(Dataset entries)
++++
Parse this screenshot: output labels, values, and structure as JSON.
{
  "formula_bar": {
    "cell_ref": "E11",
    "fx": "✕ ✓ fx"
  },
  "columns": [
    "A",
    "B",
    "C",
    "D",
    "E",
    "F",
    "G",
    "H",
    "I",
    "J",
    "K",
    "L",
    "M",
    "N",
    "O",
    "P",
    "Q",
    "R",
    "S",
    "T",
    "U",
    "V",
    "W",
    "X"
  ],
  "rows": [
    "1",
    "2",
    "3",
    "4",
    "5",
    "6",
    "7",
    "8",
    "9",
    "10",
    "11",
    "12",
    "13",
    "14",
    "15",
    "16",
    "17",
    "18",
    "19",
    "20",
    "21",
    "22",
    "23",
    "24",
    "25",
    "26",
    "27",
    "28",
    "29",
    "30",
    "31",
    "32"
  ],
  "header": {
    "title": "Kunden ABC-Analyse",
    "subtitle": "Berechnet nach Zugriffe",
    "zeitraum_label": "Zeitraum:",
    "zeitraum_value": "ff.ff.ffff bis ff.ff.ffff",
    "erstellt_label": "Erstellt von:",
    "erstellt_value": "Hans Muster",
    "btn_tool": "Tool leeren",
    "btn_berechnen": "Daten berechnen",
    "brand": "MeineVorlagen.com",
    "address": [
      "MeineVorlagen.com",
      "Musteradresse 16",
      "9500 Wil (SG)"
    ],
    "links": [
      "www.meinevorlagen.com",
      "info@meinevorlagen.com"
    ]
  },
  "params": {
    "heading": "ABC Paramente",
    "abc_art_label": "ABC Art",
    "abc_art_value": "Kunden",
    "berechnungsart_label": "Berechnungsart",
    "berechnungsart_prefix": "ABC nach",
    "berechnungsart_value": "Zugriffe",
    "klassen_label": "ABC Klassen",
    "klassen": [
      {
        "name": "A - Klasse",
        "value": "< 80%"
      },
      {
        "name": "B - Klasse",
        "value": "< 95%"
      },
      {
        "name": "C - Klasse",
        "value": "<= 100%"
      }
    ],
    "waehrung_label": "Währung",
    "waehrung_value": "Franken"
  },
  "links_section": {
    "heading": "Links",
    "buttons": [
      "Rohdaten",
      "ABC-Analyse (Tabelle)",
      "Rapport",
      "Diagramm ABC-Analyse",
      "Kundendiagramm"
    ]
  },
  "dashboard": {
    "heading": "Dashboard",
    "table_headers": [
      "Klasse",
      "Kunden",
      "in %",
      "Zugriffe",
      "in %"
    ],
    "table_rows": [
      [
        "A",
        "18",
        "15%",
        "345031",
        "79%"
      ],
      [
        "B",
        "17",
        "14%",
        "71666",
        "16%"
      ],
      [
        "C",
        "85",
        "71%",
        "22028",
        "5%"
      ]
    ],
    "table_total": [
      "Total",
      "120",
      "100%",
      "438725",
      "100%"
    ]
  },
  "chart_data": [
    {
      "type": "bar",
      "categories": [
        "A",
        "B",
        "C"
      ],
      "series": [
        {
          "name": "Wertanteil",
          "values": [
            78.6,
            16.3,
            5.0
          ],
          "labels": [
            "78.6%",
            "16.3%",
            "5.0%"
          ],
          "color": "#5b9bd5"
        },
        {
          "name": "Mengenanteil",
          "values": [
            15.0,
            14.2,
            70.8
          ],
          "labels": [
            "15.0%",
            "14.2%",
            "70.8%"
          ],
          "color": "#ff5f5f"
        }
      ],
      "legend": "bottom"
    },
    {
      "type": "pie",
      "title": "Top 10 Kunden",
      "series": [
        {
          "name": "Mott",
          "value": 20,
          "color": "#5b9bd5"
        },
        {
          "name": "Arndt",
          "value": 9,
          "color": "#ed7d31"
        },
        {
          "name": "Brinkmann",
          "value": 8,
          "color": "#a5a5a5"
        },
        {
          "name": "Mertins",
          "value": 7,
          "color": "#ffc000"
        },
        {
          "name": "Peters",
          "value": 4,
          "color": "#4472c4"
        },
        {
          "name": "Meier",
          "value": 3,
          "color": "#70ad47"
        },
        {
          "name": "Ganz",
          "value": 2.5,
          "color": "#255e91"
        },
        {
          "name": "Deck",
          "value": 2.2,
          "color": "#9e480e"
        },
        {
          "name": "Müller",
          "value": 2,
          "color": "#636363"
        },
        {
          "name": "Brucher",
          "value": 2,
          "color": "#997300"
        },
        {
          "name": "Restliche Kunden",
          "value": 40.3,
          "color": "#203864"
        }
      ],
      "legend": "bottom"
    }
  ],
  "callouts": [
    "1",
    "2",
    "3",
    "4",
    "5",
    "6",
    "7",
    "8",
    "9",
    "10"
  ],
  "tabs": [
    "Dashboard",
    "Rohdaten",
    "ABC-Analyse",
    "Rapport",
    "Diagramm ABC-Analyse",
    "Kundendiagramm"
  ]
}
++++
## PROBLEM REQUIREMENTS
Restate each of the entries above verbatim.

## RESPONSE TO THIS EXERCISE
Parse this screenshot: output labels, values, and structure as JSON.
{
  "formula_bar": {
    "cell_ref": "E11",
    "fx": "✕ ✓ fx"
  },
  "columns": [
    "A",
    "B",
    "C",
    "D",
    "E",
    "F",
    "G",
    "H",
    "I",
    "J",
    "K",
    "L",
    "M",
    "N",
    "O",
    "P",
    "Q",
    "R",
    "S",
    "T",
    "U",
    "V",
    "W",
    "X"
  ],
  "rows": [
    "1",
    "2",
    "3",
    "4",
    "5",
    "6",
    "7",
    "8",
    "9",
    "10",
    "11",
    "12",
    "13",
    "14",
    "15",
    "16",
    "17",
    "18",
    "19",
    "20",
    "21",
    "22",
    "23",
    "24",
    "25",
    "26",
    "27",
    "28",
    "29",
    "30",
    "31",
    "32"
  ],
  "header": {
    "title": "Kunden ABC-Analyse",
    "subtitle": "Berechnet nach Zugriffe",
    "zeitraum_label": "Zeitraum:",
    "zeitraum_value": "ff.ff.ffff bis ff.ff.ffff",
    "erstellt_label": "Erstellt von:",
    "erstellt_value": "Hans Muster",
    "btn_tool": "Tool leeren",
    "btn_berechnen": "Daten berechnen",
    "brand": "MeineVorlagen.com",
    "address": [
      "MeineVorlagen.com",
      "Musteradresse 16",
      "9500 Wil (SG)"
    ],
    "links": [
      "www.meinevorlagen.com",
      "info@meinevorlagen.com"
    ]
  },
  "params": {
    "heading": "ABC Paramente",
    "abc_art_label": "ABC Art",
    "abc_art_value": "Kunden",
    "berechnungsart_label": "Berechnungsart",
    "berechnungsart_prefix": "ABC nach",
    "berechnungsart_value": "Zugriffe",
    "klassen_label": "ABC Klassen",
    "klassen": [
      {
        "name": "A - Klasse",
        "value": "< 80%"
      },
      {
        "name": "B - Klasse",
        "value": "< 95%"
      },
      {
        "name": "C - Klasse",
        "value": "<= 100%"
      }
    ],
    "waehrung_label": "Währung",
    "waehrung_value": "Franken"
  },
  "links_section": {
    "heading": "Links",
    "buttons": [
      "Rohdaten",
      "ABC-Analyse (Tabelle)",
      "Rapport",
      "Diagramm ABC-Analyse",
      "Kundendiagramm"
    ]
  },
  "dashboard": {
    "heading": "Dashboard",
    "table_headers": [
      "Klasse",
      "Kunden",
      "in %",
      "Zugriffe",
      "in %"
    ],
    "table_rows": [
      [
        "A",
        "18",
        "15%",
        "345031",
        "79%"
      ],
      [
        "B",
        "17",
        "14%",
        "71666",
        "16%"
      ],
      [
        "C",
        "85",
        "71%",
        "22028",
        "5%"
      ]
    ],
    "table_total": [
      "Total",
      "120",
      "100%",
      "438725",
      "100%"
    ]
  },
  "chart_data": [
    {
      "type": "bar",
      "categories": [
        "A",
        "B",
        "C"
      ],
      "series": [
        {
          "name": "Wertanteil",
          "values": [
            78.6,
            16.3,
            5.0
          ],
          "labels": [
            "78.6%",
            "16.3%",
            "5.0%"
          ],
          "color": "#5b9bd5"
        },
        {
          "name": "Mengenanteil",
          "values": [
            15.0,
            14.2,
            70.8
          ],
          "labels": [
            "15.0%",
            "14.2%",
            "70.8%"
          ],
          "color": "#ff5f5f"
        }
      ],
      "legend": "bottom"
    },
    {
      "type": "pie",
      "title": "Top 10 Kunden",
      "series": [
        {
          "name": "Mott",
          "value": 20,
          "color": "#5b9bd5"
        },
        {
          "name": "Arndt",
          "value": 9,
          "color": "#ed7d31"
        },
        {
          "name": "Brinkmann",
          "value": 8,
          "color": "#a5a5a5"
        },
        {
          "name": "Mertins",
          "value": 7,
          "color": "#ffc000"
        },
        {
          "name": "Peters",
          "value": 4,
          "color": "#4472c4"
        },
        {
          "name": "Meier",
          "value": 3,
          "color": "#70ad47"
        },
        {
          "name": "Ganz",
          "value": 2.5,
          "color": "#255e91"
        },
        {
          "name": "Deck",
          "value": 2.2,
          "color": "#9e480e"
        },
        {
          "name": "Müller",
          "value": 2,
          "color": "#636363"
        },
        {
          "name": "Brucher",
          "value": 2,
          "color": "#997300"
        },
        {
          "name": "Restliche Kunden",
          "value": 40.3,
          "color": "#203864"
        }
      ],
      "legend": "bottom"
    }
  ],
  "callouts": [
    "1",
    "2",
    "3",
    "4",
    "5",
    "6",
    "7",
    "8",
    "9",
    "10"
  ],
  "tabs": [
    "Dashboard",
    "Rohdaten",
    "ABC-Analyse",
    "Rapport",
    "Diagramm ABC-Analyse",
    "Kundendiagramm"
  ]
}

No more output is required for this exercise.